## 指示 1
本文によると、原作の漫画とドラマでは、舞台となる学校がそれぞれ何でしたか。
## 指示 2
本文の一部をそのまま複製してください。「私の世代は、週刊少年チャンピ」を含む箇所から始め、「でも、ずっとずうとその時から、私の心の中には変なくすぶりが残り続けるのでした。」で終えてください。

今回、本題へのプロローグが馬鹿みたいに長いのでご容赦ください。
私の世代は、週刊少年チャンピオンの全盛期体験者です。以前記事にした「青い空を 白い雲がかけてった」の時代。
「ドカベン」「ブラックジャック」「がきデカ」「マカロニほうれん荘」「レース鳩0777」「750ライダー」…枚挙にいとまがない…
素晴らしい時代だと思っている一方で、「マカロニ」で代表されるように、伝説の編集長壁村さんについては、素直に肯定できないものを感じます。
その中に、望月あきら先生の「ゆうひが丘の総理大臣」という漫画があり、これも大好きでした。
ある号で、この漫画がドラマ化されるというお知らせがありました。私は狂喜しました。
キャストも、中村雅俊さん、神田正輝さん、京塚昌子さん、由美かおるさん、宍戸錠さんなど、そうそうたるメンバーと知らされ、中学生だった私は胸震わせてドラマを見始めたことを覚えています。
ドラマが始まって、私は、唖然、茫然としてしまいました。
キャストの役職、大岩先生(中村雅俊さん)が「ソーリ」と呼ばれるようになったこと…
以外は、ほとんどすべてが、原作とかけ離れていたからでした。原作は中学校、ドラマは高校。部活も、あんなんだったっけ?生徒のバカ騒ぎも、こんな感じではなかったはず…
数回見て、すぐに私は悟りました。「これは、ゆうひが丘の総理大臣という漫画の登場人物、人間関係、シチュエーションを借りた、まったく原作とは違う学園ドラマを描いているのだ」と。
出演者の皆様を非難する気など毛頭ありませんし、すばらしい俳優さんたちの熱演だったことは間違いないです。なんだかんだで私も結構な回数、このドラマをそれなりに楽しんで見ました。
でも、ずっとずうとその時から、私の心の中には変なくすぶりが残り続けるのでした。
これ、自分が好きな、あの漫画の「ゆうひが丘の総理大臣」ではない。
別にこういうドラマ作りたいなら、「ゆうひが丘」の舞台借りる必要ないじゃん。「我ら青春!」「俺は男だ!」とどこが違うんだよ?
なんだか、原作がどこかで小ばかにされているような気がして、くすぶっていたのだと思います。
制作は、日本テレビでした。

## 項目

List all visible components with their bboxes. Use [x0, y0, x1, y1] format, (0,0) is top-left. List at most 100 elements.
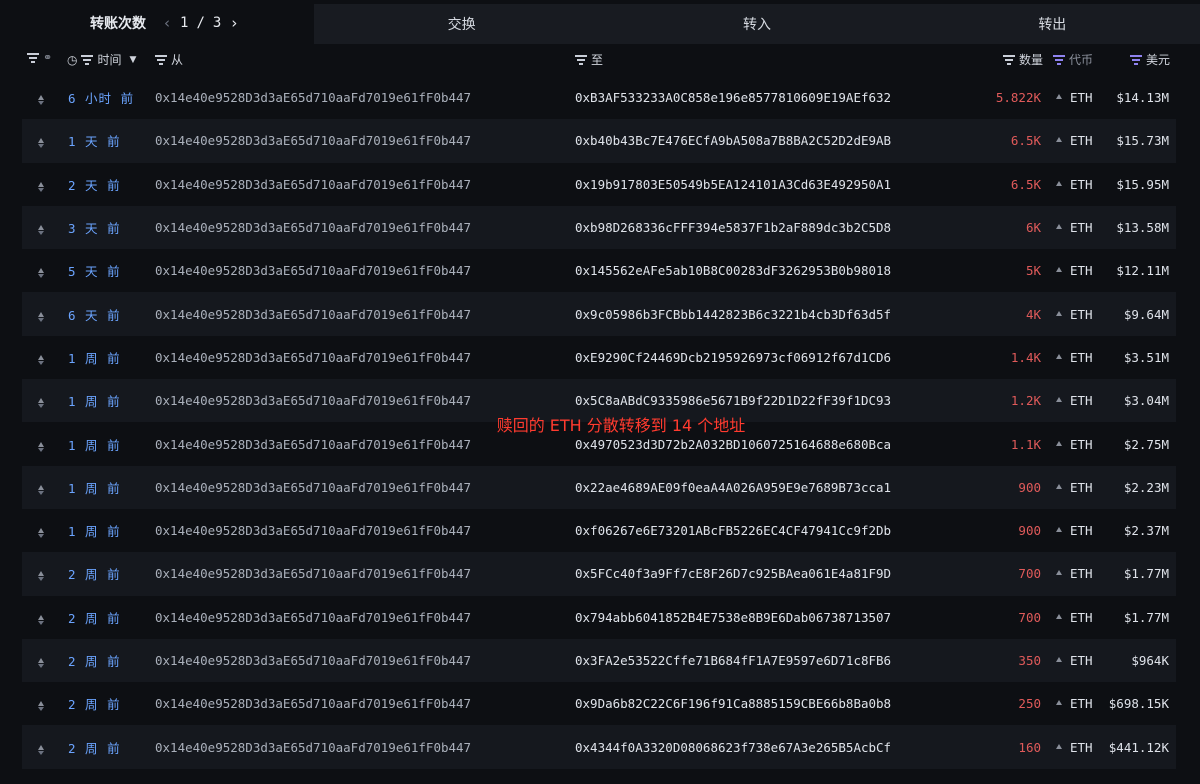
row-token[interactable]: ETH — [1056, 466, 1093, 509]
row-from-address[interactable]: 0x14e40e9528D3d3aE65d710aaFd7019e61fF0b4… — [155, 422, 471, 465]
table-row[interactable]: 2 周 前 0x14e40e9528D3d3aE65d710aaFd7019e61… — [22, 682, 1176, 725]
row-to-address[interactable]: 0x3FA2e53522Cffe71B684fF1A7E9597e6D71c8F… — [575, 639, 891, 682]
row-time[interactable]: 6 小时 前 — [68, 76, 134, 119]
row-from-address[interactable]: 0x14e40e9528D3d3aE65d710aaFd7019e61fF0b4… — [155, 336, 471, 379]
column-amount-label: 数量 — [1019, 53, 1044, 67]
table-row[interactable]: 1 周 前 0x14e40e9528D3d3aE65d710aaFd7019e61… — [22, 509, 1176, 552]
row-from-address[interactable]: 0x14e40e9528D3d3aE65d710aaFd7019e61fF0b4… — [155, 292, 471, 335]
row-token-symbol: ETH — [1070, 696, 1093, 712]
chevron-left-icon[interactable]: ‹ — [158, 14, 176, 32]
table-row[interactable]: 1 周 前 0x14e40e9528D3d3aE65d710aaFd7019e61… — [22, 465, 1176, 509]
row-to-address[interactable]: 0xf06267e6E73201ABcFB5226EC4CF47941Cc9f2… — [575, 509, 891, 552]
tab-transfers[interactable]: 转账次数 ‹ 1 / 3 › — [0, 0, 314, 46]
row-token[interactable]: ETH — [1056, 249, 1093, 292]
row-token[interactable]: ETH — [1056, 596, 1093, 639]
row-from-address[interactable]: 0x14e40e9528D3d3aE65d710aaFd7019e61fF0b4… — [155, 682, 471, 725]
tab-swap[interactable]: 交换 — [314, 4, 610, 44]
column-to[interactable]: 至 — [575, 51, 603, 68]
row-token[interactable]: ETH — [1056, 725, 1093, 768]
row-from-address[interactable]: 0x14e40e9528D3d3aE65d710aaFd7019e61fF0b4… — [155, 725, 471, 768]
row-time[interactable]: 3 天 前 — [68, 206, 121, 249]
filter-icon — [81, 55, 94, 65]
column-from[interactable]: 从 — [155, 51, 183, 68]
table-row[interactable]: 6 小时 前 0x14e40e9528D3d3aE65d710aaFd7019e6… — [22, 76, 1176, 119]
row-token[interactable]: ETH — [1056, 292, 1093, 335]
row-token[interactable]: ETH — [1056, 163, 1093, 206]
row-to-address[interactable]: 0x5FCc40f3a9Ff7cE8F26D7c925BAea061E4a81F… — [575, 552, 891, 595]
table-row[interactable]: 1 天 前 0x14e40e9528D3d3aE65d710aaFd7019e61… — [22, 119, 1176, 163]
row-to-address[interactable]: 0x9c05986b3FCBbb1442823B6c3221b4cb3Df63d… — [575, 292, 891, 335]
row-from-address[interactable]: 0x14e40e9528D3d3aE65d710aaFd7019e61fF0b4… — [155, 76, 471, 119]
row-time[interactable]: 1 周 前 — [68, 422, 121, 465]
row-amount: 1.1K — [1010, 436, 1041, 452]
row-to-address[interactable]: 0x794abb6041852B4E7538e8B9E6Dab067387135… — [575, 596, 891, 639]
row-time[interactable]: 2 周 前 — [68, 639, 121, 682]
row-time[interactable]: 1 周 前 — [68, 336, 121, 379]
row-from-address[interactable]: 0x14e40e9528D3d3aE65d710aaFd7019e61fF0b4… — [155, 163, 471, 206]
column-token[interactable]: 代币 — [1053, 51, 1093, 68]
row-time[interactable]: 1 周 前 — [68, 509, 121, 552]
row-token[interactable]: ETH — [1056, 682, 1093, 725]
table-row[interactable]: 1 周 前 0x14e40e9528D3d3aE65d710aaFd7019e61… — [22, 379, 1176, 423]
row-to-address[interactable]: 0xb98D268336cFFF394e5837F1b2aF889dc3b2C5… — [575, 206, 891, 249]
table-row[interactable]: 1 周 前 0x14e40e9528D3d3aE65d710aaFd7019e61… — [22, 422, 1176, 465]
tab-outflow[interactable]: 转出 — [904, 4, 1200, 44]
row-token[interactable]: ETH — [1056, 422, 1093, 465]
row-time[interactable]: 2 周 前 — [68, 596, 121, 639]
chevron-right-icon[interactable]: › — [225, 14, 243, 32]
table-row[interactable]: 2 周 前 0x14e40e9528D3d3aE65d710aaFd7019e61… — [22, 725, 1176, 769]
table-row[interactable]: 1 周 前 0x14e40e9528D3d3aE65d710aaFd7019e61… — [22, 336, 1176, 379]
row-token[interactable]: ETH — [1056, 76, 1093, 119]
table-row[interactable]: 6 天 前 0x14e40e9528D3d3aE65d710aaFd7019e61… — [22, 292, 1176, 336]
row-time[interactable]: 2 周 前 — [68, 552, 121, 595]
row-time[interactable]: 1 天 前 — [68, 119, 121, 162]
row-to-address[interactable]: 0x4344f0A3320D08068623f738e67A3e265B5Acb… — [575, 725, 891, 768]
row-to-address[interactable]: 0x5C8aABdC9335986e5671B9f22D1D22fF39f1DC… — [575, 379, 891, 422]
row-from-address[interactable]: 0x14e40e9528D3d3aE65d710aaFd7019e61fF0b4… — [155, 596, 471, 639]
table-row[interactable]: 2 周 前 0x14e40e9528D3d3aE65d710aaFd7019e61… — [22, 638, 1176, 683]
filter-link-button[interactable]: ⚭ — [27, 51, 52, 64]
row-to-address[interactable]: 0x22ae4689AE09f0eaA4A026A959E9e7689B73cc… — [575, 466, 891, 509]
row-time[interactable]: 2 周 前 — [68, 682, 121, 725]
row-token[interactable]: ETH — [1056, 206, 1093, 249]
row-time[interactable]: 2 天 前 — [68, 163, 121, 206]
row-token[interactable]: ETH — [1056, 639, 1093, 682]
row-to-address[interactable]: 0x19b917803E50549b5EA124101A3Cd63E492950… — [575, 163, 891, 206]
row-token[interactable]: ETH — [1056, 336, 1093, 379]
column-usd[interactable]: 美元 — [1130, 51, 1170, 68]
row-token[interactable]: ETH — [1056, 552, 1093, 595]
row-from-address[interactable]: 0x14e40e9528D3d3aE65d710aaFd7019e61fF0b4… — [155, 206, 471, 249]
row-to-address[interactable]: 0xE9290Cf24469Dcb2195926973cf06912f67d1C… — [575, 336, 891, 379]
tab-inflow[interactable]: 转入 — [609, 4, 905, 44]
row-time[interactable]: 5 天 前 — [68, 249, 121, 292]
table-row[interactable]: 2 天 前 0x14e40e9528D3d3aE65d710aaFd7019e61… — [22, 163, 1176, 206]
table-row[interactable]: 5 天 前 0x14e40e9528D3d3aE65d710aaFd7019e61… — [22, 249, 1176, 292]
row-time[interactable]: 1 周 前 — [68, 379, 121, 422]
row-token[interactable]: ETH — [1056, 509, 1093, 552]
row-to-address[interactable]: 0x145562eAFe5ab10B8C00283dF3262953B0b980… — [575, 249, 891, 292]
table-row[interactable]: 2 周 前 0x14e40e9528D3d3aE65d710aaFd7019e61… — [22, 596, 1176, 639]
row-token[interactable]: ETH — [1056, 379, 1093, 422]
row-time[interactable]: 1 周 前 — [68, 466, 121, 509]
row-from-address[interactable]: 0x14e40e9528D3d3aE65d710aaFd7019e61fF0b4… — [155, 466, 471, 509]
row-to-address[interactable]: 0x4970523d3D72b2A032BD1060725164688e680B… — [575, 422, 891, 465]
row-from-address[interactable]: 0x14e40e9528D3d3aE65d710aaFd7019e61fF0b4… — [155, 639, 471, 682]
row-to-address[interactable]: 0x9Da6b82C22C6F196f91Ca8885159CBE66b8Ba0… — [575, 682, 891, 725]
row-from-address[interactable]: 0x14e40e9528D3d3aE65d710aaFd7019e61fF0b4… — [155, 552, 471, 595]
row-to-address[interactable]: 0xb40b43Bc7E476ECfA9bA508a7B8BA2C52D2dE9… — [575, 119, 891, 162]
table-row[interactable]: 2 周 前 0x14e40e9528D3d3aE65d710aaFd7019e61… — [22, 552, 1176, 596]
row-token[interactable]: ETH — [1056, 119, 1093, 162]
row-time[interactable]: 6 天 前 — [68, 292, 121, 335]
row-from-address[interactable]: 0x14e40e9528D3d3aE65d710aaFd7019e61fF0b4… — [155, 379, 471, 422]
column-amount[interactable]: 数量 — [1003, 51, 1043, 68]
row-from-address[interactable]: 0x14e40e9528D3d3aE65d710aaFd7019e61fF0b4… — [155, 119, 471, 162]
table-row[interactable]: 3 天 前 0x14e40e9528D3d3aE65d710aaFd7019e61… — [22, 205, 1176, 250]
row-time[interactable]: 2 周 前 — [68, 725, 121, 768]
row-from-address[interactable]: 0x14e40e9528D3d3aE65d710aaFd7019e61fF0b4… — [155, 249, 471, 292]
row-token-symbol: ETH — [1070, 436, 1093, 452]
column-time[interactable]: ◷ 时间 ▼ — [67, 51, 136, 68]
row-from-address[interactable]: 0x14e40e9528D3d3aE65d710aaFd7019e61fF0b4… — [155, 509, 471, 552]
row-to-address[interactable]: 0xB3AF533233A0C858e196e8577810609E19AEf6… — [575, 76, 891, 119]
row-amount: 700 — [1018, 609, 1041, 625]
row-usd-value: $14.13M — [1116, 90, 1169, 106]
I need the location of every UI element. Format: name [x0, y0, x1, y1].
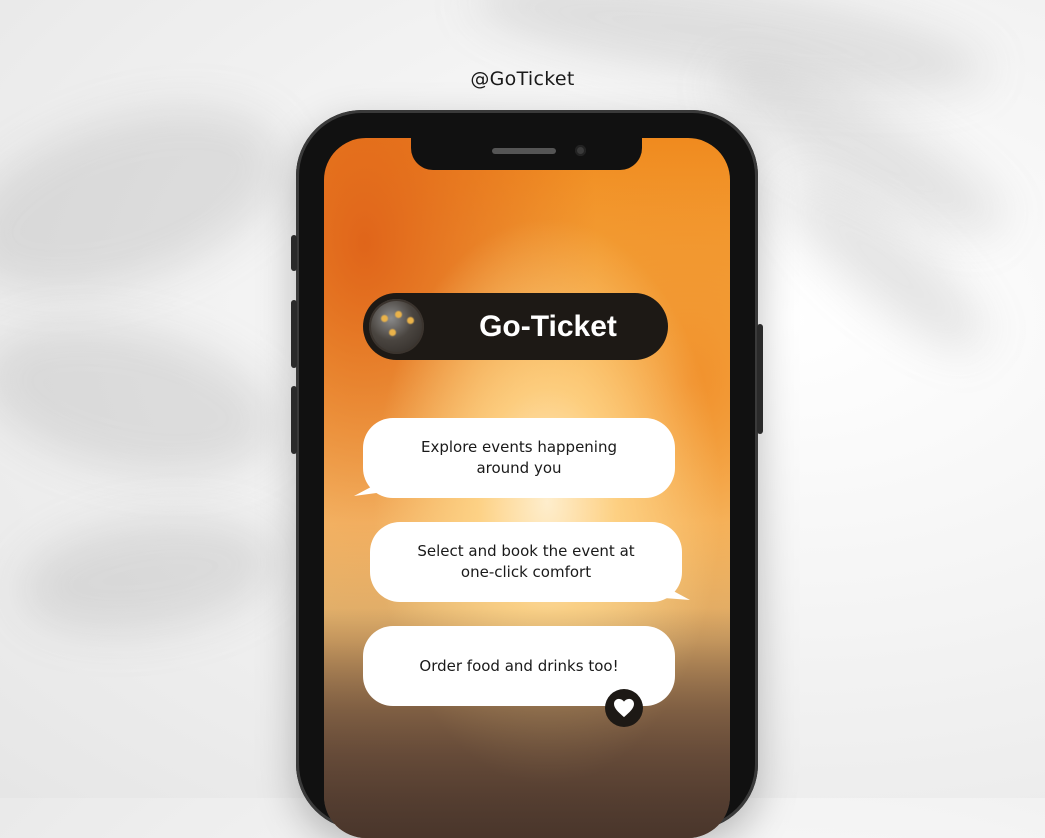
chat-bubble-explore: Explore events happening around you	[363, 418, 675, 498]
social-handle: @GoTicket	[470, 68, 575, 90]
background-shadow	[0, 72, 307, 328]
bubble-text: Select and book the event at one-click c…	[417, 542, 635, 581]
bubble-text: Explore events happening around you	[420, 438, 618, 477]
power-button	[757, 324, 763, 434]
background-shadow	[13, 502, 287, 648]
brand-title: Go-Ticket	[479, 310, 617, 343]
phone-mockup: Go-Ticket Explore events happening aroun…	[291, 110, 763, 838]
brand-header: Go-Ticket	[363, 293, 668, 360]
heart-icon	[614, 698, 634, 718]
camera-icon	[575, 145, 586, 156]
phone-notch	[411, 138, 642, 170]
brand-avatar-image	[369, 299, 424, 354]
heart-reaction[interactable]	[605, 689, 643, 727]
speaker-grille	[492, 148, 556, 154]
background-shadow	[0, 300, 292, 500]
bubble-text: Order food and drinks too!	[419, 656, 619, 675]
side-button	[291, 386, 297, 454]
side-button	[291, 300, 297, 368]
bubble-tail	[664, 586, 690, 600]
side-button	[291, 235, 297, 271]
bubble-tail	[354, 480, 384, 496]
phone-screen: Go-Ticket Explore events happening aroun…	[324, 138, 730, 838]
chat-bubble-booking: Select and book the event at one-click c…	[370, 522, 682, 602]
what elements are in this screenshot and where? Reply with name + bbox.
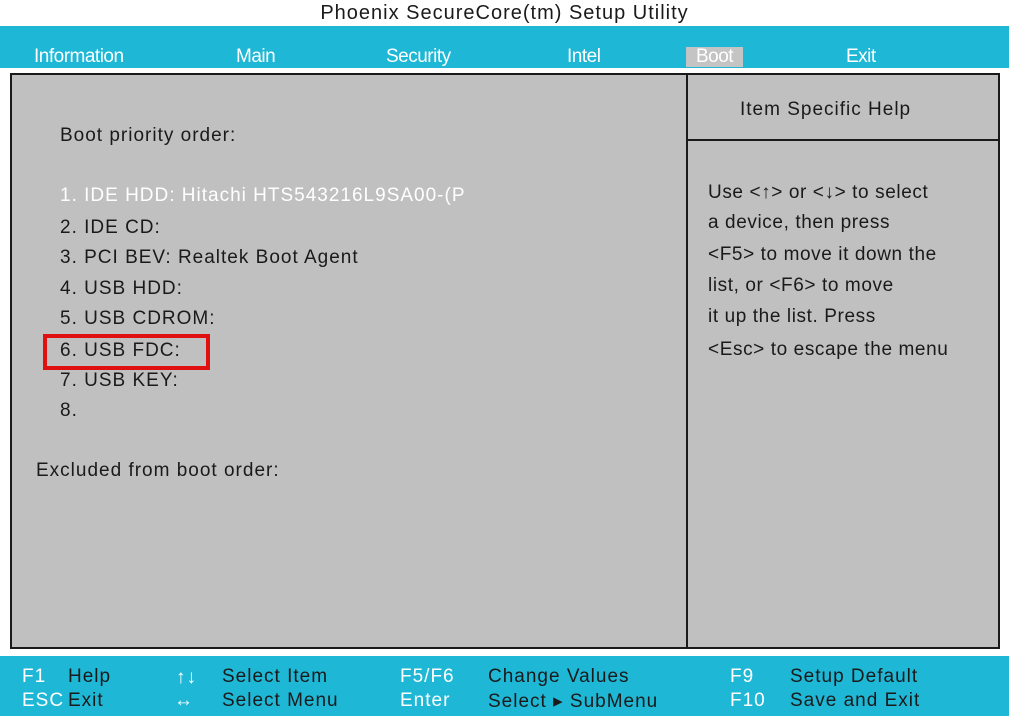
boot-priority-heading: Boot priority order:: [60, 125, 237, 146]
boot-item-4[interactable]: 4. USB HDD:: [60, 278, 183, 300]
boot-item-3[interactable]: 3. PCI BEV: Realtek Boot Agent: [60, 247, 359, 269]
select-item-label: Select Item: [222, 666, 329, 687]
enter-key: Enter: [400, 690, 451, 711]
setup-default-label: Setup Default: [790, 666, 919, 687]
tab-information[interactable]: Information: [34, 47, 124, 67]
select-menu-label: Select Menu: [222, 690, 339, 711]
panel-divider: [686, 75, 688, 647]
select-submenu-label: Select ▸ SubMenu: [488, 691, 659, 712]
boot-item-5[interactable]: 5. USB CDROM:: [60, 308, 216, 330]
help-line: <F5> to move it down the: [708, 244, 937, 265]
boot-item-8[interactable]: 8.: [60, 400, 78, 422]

## 解答 1
原作は中学校、ドラマは高校です。

## 解答 2
私の世代は、週刊少年チャンピオンの全盛期体験者です。以前記事にした「青い空を 白い雲がかけてった」の時代。
「ドカベン」「ブラックジャック」「がきデカ」「マカロニほうれん荘」「レース鳩0777」「750ライダー」…枚挙にいとまがない…
素晴らしい時代だと思っている一方で、「マカロニ」で代表されるように、伝説の編集長壁村さんについては、素直に肯定できないものを感じます。
その中に、望月あきら先生の「ゆうひが丘の総理大臣」という漫画があり、これも大好きでした。
ある号で、この漫画がドラマ化されるというお知らせがありました。私は狂喜しました。
キャストも、中村雅俊さん、神田正輝さん、京塚昌子さん、由美かおるさん、宍戸錠さんなど、そうそうたるメンバーと知らされ、中学生だった私は胸震わせてドラマを見始めたことを覚えています。
ドラマが始まって、私は、唖然、茫然としてしまいました。
キャストの役職、大岩先生(中村雅俊さん)が「ソーリ」と呼ばれるようになったこと…
以外は、ほとんどすべてが、原作とかけ離れていたからでした。原作は中学校、ドラマは高校。部活も、あんなんだったっけ?生徒のバカ騒ぎも、こんな感じではなかったはず…
数回見て、すぐに私は悟りました。「これは、ゆうひが丘の総理大臣という漫画の登場人物、人間関係、シチュエーションを借りた、まったく原作とは違う学園ドラマを描いているのだ」と。
出演者の皆様を非難する気など毛頭ありませんし、すばらしい俳優さんたちの熱演だったことは間違いないです。なんだかんだで私も結構な回数、このドラマをそれなりに楽しんで見ました。
でも、ずっとずうとその時から、私の心の中には変なくすぶりが残り続けるのでした。